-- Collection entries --
═══

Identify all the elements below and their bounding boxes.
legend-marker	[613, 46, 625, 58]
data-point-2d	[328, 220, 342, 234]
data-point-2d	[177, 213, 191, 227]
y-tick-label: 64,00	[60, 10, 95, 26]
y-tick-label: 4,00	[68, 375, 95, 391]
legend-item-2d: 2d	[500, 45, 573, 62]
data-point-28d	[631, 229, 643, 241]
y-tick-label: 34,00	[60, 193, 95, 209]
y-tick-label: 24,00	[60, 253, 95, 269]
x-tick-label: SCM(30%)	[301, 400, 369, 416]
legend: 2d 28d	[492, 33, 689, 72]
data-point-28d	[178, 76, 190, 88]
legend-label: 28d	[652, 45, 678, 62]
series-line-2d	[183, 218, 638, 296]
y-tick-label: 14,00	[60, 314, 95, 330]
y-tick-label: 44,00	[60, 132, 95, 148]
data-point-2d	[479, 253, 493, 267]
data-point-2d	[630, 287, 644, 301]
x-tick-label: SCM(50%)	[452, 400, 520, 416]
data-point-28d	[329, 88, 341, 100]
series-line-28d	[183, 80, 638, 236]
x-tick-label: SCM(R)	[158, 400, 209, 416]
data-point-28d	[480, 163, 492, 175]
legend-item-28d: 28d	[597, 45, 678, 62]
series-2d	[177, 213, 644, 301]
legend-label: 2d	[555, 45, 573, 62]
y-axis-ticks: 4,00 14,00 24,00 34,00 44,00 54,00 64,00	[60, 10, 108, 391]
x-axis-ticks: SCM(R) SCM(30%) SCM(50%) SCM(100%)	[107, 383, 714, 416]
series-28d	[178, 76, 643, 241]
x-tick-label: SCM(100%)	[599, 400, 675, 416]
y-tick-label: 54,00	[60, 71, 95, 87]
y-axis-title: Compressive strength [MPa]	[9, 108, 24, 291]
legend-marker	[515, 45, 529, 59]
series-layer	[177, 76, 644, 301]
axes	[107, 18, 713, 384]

═══

-- The task --
Copy every line of the data above, reproducing each one character for character.

-- Written answer --
Identify all the elements below and their bounding boxes.
legend-marker	[613, 46, 625, 58]
data-point-2d	[328, 220, 342, 234]
data-point-2d	[177, 213, 191, 227]
y-tick-label: 64,00	[60, 10, 95, 26]
y-tick-label: 4,00	[68, 375, 95, 391]
legend-item-2d: 2d	[500, 45, 573, 62]
data-point-28d	[631, 229, 643, 241]
y-tick-label: 34,00	[60, 193, 95, 209]
y-tick-label: 24,00	[60, 253, 95, 269]
x-tick-label: SCM(30%)	[301, 400, 369, 416]
legend: 2d 28d	[492, 33, 689, 72]
data-point-28d	[178, 76, 190, 88]
legend-label: 28d	[652, 45, 678, 62]
series-line-2d	[183, 218, 638, 296]
y-tick-label: 14,00	[60, 314, 95, 330]
y-tick-label: 44,00	[60, 132, 95, 148]
data-point-2d	[479, 253, 493, 267]
data-point-2d	[630, 287, 644, 301]
x-tick-label: SCM(50%)	[452, 400, 520, 416]
data-point-28d	[329, 88, 341, 100]
series-line-28d	[183, 80, 638, 236]
x-tick-label: SCM(R)	[158, 400, 209, 416]
data-point-28d	[480, 163, 492, 175]
legend-item-28d: 28d	[597, 45, 678, 62]
series-2d	[177, 213, 644, 301]
legend-label: 2d	[555, 45, 573, 62]
y-axis-ticks: 4,00 14,00 24,00 34,00 44,00 54,00 64,00	[60, 10, 108, 391]
x-axis-ticks: SCM(R) SCM(30%) SCM(50%) SCM(100%)	[107, 383, 714, 416]
series-28d	[178, 76, 643, 241]
x-tick-label: SCM(100%)	[599, 400, 675, 416]
y-tick-label: 54,00	[60, 71, 95, 87]
y-axis-title: Compressive strength [MPa]	[9, 108, 24, 291]
legend-marker	[515, 45, 529, 59]
series-layer	[177, 76, 644, 301]
axes	[107, 18, 713, 384]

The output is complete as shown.